» WHAT TO WORK ON
Work through the data line by line, gathering every line that has the word "Name".

(Recorded data)
╔══
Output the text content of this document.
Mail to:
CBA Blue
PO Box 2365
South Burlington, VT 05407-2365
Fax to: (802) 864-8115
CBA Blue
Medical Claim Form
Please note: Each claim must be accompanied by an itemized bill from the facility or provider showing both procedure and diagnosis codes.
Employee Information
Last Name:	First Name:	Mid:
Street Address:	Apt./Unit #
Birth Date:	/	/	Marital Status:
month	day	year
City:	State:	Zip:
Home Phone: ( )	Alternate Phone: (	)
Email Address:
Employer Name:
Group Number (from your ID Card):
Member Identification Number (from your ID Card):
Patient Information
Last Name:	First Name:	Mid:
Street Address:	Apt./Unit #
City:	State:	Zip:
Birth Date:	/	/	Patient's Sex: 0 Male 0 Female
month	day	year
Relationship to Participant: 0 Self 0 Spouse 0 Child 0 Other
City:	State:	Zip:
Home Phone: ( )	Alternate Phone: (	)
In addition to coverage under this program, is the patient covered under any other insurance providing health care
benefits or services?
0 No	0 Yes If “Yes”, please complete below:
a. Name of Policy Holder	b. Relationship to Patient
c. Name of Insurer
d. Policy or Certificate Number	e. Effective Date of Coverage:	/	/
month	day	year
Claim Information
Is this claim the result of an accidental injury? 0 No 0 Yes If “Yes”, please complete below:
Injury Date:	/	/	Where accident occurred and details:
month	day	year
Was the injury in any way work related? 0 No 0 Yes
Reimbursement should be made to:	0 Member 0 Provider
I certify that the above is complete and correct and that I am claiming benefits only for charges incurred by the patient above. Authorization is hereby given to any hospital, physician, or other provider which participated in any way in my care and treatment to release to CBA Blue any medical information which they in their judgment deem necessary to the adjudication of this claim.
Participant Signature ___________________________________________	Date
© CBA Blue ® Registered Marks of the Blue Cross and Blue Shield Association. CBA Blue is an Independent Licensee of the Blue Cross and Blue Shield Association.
╚══
» SOLUTION TO THIS PROBLEM
Last Name:	First Name:	Mid:
Employer Name:
Last Name:	First Name:	Mid:
a. Name of Policy Holder	b. Relationship to Patient
c. Name of Insurer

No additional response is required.